# DATASET ENTRIES:
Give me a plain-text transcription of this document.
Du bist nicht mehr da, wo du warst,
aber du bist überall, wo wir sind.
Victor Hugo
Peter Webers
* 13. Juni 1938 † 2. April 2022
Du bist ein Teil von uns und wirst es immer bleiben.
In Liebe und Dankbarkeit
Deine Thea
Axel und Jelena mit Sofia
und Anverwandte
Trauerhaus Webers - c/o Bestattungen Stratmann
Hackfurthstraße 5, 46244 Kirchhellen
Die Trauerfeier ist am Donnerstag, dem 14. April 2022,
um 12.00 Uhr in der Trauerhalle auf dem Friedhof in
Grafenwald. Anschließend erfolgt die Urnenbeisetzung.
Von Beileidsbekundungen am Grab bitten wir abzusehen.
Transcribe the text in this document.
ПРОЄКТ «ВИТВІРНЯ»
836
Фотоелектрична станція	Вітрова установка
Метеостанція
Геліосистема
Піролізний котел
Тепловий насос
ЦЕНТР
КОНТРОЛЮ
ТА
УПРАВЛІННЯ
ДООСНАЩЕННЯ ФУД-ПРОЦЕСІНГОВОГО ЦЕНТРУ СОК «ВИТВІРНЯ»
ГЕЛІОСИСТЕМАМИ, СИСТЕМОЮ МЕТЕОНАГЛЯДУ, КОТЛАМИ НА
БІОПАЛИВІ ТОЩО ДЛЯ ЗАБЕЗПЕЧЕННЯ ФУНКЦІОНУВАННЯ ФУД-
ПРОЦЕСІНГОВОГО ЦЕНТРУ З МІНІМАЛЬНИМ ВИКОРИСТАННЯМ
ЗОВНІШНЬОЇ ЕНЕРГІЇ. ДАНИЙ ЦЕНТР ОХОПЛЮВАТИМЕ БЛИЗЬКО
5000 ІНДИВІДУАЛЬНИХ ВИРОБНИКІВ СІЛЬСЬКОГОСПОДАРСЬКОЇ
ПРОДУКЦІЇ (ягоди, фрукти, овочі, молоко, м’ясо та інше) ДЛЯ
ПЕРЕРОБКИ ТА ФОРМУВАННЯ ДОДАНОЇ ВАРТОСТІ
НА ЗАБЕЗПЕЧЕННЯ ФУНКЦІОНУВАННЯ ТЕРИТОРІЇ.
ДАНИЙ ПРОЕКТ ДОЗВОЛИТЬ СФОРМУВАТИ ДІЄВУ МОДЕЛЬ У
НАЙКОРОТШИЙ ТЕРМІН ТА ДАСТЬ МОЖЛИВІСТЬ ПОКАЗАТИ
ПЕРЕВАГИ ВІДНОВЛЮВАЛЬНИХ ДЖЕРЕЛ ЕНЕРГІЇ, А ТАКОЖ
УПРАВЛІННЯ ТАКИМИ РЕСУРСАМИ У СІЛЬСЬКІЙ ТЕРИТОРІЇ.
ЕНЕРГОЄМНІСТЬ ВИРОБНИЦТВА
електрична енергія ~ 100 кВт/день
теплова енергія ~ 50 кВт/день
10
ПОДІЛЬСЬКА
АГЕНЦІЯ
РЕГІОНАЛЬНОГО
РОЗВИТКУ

# EXERCISE:
Reproduce every line above without error.

# COMPLETED TASK:
Give me a plain-text transcription of this document.
Du bist nicht mehr da, wo du warst,
aber du bist überall, wo wir sind.
Victor Hugo
Peter Webers
* 13. Juni 1938 † 2. April 2022
Du bist ein Teil von uns und wirst es immer bleiben.
In Liebe und Dankbarkeit
Deine Thea
Axel und Jelena mit Sofia
und Anverwandte
Trauerhaus Webers - c/o Bestattungen Stratmann
Hackfurthstraße 5, 46244 Kirchhellen
Die Trauerfeier ist am Donnerstag, dem 14. April 2022,
um 12.00 Uhr in der Trauerhalle auf dem Friedhof in
Grafenwald. Anschließend erfolgt die Urnenbeisetzung.
Von Beileidsbekundungen am Grab bitten wir abzusehen.
Transcribe the text in this document.
ПРОЄКТ «ВИТВІРНЯ»
836
Фотоелектрична станція	Вітрова установка
Метеостанція
Геліосистема
Піролізний котел
Тепловий насос
ЦЕНТР
КОНТРОЛЮ
ТА
УПРАВЛІННЯ
ДООСНАЩЕННЯ ФУД-ПРОЦЕСІНГОВОГО ЦЕНТРУ СОК «ВИТВІРНЯ»
ГЕЛІОСИСТЕМАМИ, СИСТЕМОЮ МЕТЕОНАГЛЯДУ, КОТЛАМИ НА
БІОПАЛИВІ ТОЩО ДЛЯ ЗАБЕЗПЕЧЕННЯ ФУНКЦІОНУВАННЯ ФУД-
ПРОЦЕСІНГОВОГО ЦЕНТРУ З МІНІМАЛЬНИМ ВИКОРИСТАННЯМ
ЗОВНІШНЬОЇ ЕНЕРГІЇ. ДАНИЙ ЦЕНТР ОХОПЛЮВАТИМЕ БЛИЗЬКО
5000 ІНДИВІДУАЛЬНИХ ВИРОБНИКІВ СІЛЬСЬКОГОСПОДАРСЬКОЇ
ПРОДУКЦІЇ (ягоди, фрукти, овочі, молоко, м’ясо та інше) ДЛЯ
ПЕРЕРОБКИ ТА ФОРМУВАННЯ ДОДАНОЇ ВАРТОСТІ
НА ЗАБЕЗПЕЧЕННЯ ФУНКЦІОНУВАННЯ ТЕРИТОРІЇ.
ДАНИЙ ПРОЕКТ ДОЗВОЛИТЬ СФОРМУВАТИ ДІЄВУ МОДЕЛЬ У
НАЙКОРОТШИЙ ТЕРМІН ТА ДАСТЬ МОЖЛИВІСТЬ ПОКАЗАТИ
ПЕРЕВАГИ ВІДНОВЛЮВАЛЬНИХ ДЖЕРЕЛ ЕНЕРГІЇ, А ТАКОЖ
УПРАВЛІННЯ ТАКИМИ РЕСУРСАМИ У СІЛЬСЬКІЙ ТЕРИТОРІЇ.
ЕНЕРГОЄМНІСТЬ ВИРОБНИЦТВА
електрична енергія ~ 100 кВт/день
теплова енергія ~ 50 кВт/день
10
ПОДІЛЬСЬКА
АГЕНЦІЯ
РЕГІОНАЛЬНОГО
РОЗВИТКУ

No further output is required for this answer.